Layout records
..............................

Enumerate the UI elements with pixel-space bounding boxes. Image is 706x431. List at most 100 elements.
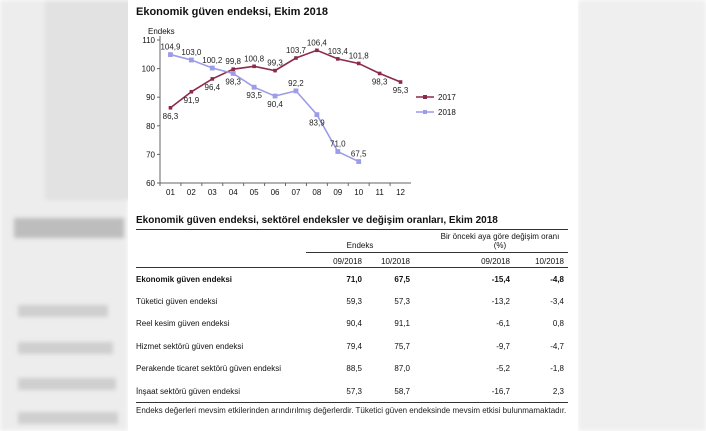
x-tick-label: 10	[354, 188, 363, 197]
data-point-2017	[273, 68, 277, 73]
data-label-2018: 100,2	[202, 56, 223, 65]
data-point-2018	[188, 57, 194, 63]
data-point-2018	[335, 149, 341, 154]
cell-value: -15,4	[491, 274, 510, 284]
cell-value: 91,1	[394, 319, 410, 329]
y-tick-label: 60	[146, 179, 155, 188]
y-tick-label: 110	[142, 36, 155, 45]
background-chart	[45, 0, 135, 200]
x-tick-label: 07	[292, 188, 301, 197]
column-header: 09/2018	[481, 256, 510, 266]
cell-value: 57,3	[346, 386, 362, 396]
data-label-2017: 86,3	[163, 112, 179, 121]
table-row: Ekonomik güven endeksi 71,0 67,5 -15,4 -4,8	[136, 268, 568, 291]
data-label-2017: 103,4	[328, 47, 349, 56]
background-page-right	[578, 0, 706, 431]
sector-table: Endeks Bir önceki aya göre değişim oranı…	[136, 229, 568, 403]
data-point-2017	[356, 61, 361, 66]
data-label-2018: 93,5	[246, 91, 262, 100]
cell-value: -3,4	[550, 296, 564, 306]
cell-value: -5,2	[496, 364, 510, 374]
data-label-2018: 104,9	[160, 43, 181, 52]
data-label-2017: 100,8	[244, 54, 265, 63]
data-label-2017: 106,4	[307, 38, 328, 47]
cell-value: 87,0	[394, 364, 410, 374]
legend-label-2018: 2018	[438, 108, 456, 117]
background-row	[18, 342, 113, 354]
x-tick-label: 05	[250, 188, 259, 197]
cell-value: 0,8	[552, 319, 564, 329]
cell-value: -9,7	[496, 341, 510, 351]
data-label-2017: 98,3	[372, 77, 388, 86]
y-tick-label: 90	[146, 93, 155, 102]
table-row: İnşaat sektörü güven endeksi 57,3 58,7 -16,…	[136, 380, 568, 403]
data-point-2017	[315, 48, 319, 53]
data-point-2017	[252, 64, 256, 69]
table-row: Tüketici güven endeksi 59,3 57,3 -13,2 -3,4	[136, 290, 568, 313]
cell-value: 58,7	[394, 386, 410, 396]
data-point-2017	[377, 71, 382, 76]
cell-value: -16,7	[491, 386, 510, 396]
cell-value: 2,3	[552, 386, 564, 396]
line-chart: Endeks 60 70 80 90 100 110 01 02 03 04 05 06 07 08 09 10…	[142, 27, 457, 197]
cell-value: 59,3	[346, 296, 362, 306]
data-point-2017	[294, 56, 298, 60]
cell-value: -6,1	[496, 319, 510, 329]
x-tick-label: 09	[333, 188, 342, 197]
x-tick-label: 12	[396, 188, 405, 197]
column-header: 09/2018	[333, 256, 362, 266]
row-label: Reel kesim güven endeksi	[136, 319, 230, 329]
row-label: Hizmet sektörü güven endeksi	[136, 341, 244, 351]
cell-value: 71,0	[346, 274, 362, 284]
background-row	[18, 412, 118, 424]
data-label-2017: 103,7	[286, 46, 307, 55]
background-row	[18, 378, 116, 390]
data-point-2018	[209, 65, 215, 71]
legend-marker-2018	[423, 110, 427, 114]
data-point-2018	[356, 159, 362, 164]
data-label-2017: 99,3	[267, 59, 283, 68]
data-point-2017	[398, 80, 403, 84]
data-label-2018: 90,4	[267, 100, 283, 109]
cell-value: 57,3	[394, 296, 410, 306]
index-group-header: Endeks	[306, 241, 414, 253]
data-point-2017	[168, 105, 173, 110]
x-tick-label: 01	[166, 188, 175, 197]
data-label-2018: 98,3	[225, 77, 241, 86]
data-point-2017	[210, 77, 215, 81]
data-point-2018	[314, 112, 320, 118]
x-tick-label: 06	[271, 188, 280, 197]
cell-value: -4,8	[550, 274, 564, 284]
x-tick-label: 03	[208, 188, 217, 197]
column-header: 10/2018	[381, 256, 410, 266]
change-group-header: Bir önceki aya göre değişim oranı (%)	[414, 232, 568, 253]
cell-value: 67,5	[394, 274, 410, 284]
background-row	[18, 305, 108, 317]
data-label-2017: 96,4	[205, 83, 221, 92]
table-row: Reel kesim güven endeksi 90,4 91,1 -6,1 0,8	[136, 313, 568, 336]
chart-title: Ekonomik güven endeksi, Ekim 2018	[136, 6, 328, 18]
background-heading	[14, 218, 124, 238]
cell-value: 90,4	[346, 319, 362, 329]
cell-value: 88,5	[346, 364, 362, 374]
data-label-2018: 71,0	[330, 140, 346, 149]
series-line-2018	[170, 53, 360, 163]
background-page-left	[0, 0, 135, 431]
y-axis-label: Endeks	[148, 27, 175, 36]
table-row: Perakende ticaret sektörü güven endeksi 8…	[136, 358, 568, 381]
legend-label-2017: 2017	[438, 93, 456, 102]
data-label-2018: 83,9	[309, 119, 325, 128]
data-point-2017	[231, 67, 236, 71]
y-tick-label: 100	[142, 65, 156, 74]
row-label: Perakende ticaret sektörü güven endeksi	[136, 364, 281, 374]
cell-value: -4,7	[550, 341, 564, 351]
x-tick-label: 08	[312, 188, 321, 197]
table-row: Hizmet sektörü güven endeksi 79,4 75,7 -9,7…	[136, 335, 568, 358]
data-label-2018: 92,2	[288, 79, 304, 88]
data-point-2018	[272, 93, 278, 99]
data-label-2017: 95,3	[393, 86, 409, 95]
cell-value: 75,7	[394, 341, 410, 351]
row-label: İnşaat sektörü güven endeksi	[136, 386, 241, 396]
y-tick-label: 70	[146, 150, 155, 159]
data-point-2017	[335, 57, 340, 61]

..............................

PROBLEM DESCRIPTION >> Reproduce every line of the layout records above word for word and number for number, leaving out the picture placeholders.

EXPECTED ANSWER >>
Enumerate the UI elements with pixel-space bounding boxes. Image is 706x431. List at most 100 elements.
x-tick-label: 10	[354, 188, 363, 197]
data-point-2017	[273, 68, 277, 73]
data-label-2018: 100,2	[202, 56, 223, 65]
data-point-2018	[188, 57, 194, 63]
data-point-2018	[335, 149, 341, 154]
cell-value: -15,4	[491, 274, 510, 284]
cell-value: 91,1	[394, 319, 410, 329]
y-tick-label: 60	[146, 179, 155, 188]
y-tick-label: 110	[142, 36, 155, 45]
background-chart	[45, 0, 135, 200]
x-tick-label: 07	[292, 188, 301, 197]
column-header: 09/2018	[481, 256, 510, 266]
cell-value: 57,3	[346, 386, 362, 396]
data-label-2017: 86,3	[163, 112, 179, 121]
table-row: Ekonomik güven endeksi 71,0 67,5 -15,4 -4,8	[136, 268, 568, 291]
data-label-2017: 103,4	[328, 47, 349, 56]
background-page-right	[578, 0, 706, 431]
sector-table: Endeks Bir önceki aya göre değişim oranı…	[136, 229, 568, 403]
data-point-2017	[356, 61, 361, 66]
data-label-2018: 93,5	[246, 91, 262, 100]
cell-value: -3,4	[550, 296, 564, 306]
cell-value: -5,2	[496, 364, 510, 374]
data-label-2018: 104,9	[160, 43, 181, 52]
data-label-2017: 100,8	[244, 54, 265, 63]
data-label-2017: 106,4	[307, 38, 328, 47]
cell-value: 87,0	[394, 364, 410, 374]
legend-label-2018: 2018	[438, 108, 456, 117]
background-row	[18, 342, 113, 354]
x-tick-label: 05	[250, 188, 259, 197]
cell-value: 0,8	[552, 319, 564, 329]
cell-value: -9,7	[496, 341, 510, 351]
data-label-2017: 98,3	[372, 77, 388, 86]
y-tick-label: 90	[146, 93, 155, 102]
table-row: İnşaat sektörü güven endeksi 57,3 58,7 -16,…	[136, 380, 568, 403]
data-point-2017	[315, 48, 319, 53]
data-point-2017	[252, 64, 256, 69]
table-row: Tüketici güven endeksi 59,3 57,3 -13,2 -3,4	[136, 290, 568, 313]
cell-value: 58,7	[394, 386, 410, 396]
data-point-2017	[377, 71, 382, 76]
cell-value: -16,7	[491, 386, 510, 396]
cell-value: 2,3	[552, 386, 564, 396]
line-chart: Endeks 60 70 80 90 100 110 01 02 03 04 05 06 07 08 09 10…	[142, 27, 457, 197]
cell-value: 59,3	[346, 296, 362, 306]
data-point-2017	[294, 56, 298, 60]
cell-value: -6,1	[496, 319, 510, 329]
x-tick-label: 09	[333, 188, 342, 197]
x-tick-label: 12	[396, 188, 405, 197]
column-header: 09/2018	[333, 256, 362, 266]
row-label: Reel kesim güven endeksi	[136, 319, 230, 329]
row-label: Hizmet sektörü güven endeksi	[136, 341, 244, 351]
cell-value: 71,0	[346, 274, 362, 284]
background-row	[18, 412, 118, 424]
data-label-2017: 103,7	[286, 46, 307, 55]
background-row	[18, 378, 116, 390]
data-point-2018	[209, 65, 215, 71]
legend-marker-2018	[423, 110, 427, 114]
data-point-2018	[356, 159, 362, 164]
data-label-2017: 99,3	[267, 59, 283, 68]
data-point-2017	[398, 80, 403, 84]
data-label-2018: 90,4	[267, 100, 283, 109]
cell-value: 57,3	[394, 296, 410, 306]
index-group-header: Endeks	[306, 241, 414, 253]
data-point-2017	[168, 105, 173, 110]
x-tick-label: 01	[166, 188, 175, 197]
data-label-2018: 98,3	[225, 77, 241, 86]
data-point-2017	[210, 77, 215, 81]
data-point-2018	[314, 112, 320, 118]
x-tick-label: 06	[271, 188, 280, 197]
cell-value: -4,8	[550, 274, 564, 284]
x-tick-label: 03	[208, 188, 217, 197]
column-header: 10/2018	[381, 256, 410, 266]
change-group-header: Bir önceki aya göre değişim oranı (%)	[414, 232, 568, 253]
cell-value: 67,5	[394, 274, 410, 284]
background-row	[18, 305, 108, 317]
data-label-2017: 96,4	[205, 83, 221, 92]
table-row: Reel kesim güven endeksi 90,4 91,1 -6,1 0,8	[136, 313, 568, 336]
chart-title: Ekonomik güven endeksi, Ekim 2018	[136, 6, 328, 18]
background-heading	[14, 218, 124, 238]
cell-value: 90,4	[346, 319, 362, 329]
cell-value: 88,5	[346, 364, 362, 374]
data-label-2018: 71,0	[330, 140, 346, 149]
series-line-2018	[170, 53, 360, 163]
background-page-left	[0, 0, 135, 431]
y-axis-label: Endeks	[148, 27, 175, 36]
table-row: Perakende ticaret sektörü güven endeksi 8…	[136, 358, 568, 381]
legend-label-2017: 2017	[438, 93, 456, 102]
data-label-2018: 83,9	[309, 119, 325, 128]
data-point-2017	[231, 67, 236, 71]
y-tick-label: 100	[142, 65, 156, 74]
row-label: Perakende ticaret sektörü güven endeksi	[136, 364, 281, 374]
cell-value: -4,7	[550, 341, 564, 351]
x-tick-label: 08	[312, 188, 321, 197]
table-row: Hizmet sektörü güven endeksi 79,4 75,7 -9,7…	[136, 335, 568, 358]
data-label-2018: 92,2	[288, 79, 304, 88]
data-point-2018	[272, 93, 278, 99]
data-label-2017: 95,3	[393, 86, 409, 95]
cell-value: 75,7	[394, 341, 410, 351]
row-label: İnşaat sektörü güven endeksi	[136, 386, 241, 396]
y-tick-label: 70	[146, 150, 155, 159]
data-point-2017	[335, 57, 340, 61]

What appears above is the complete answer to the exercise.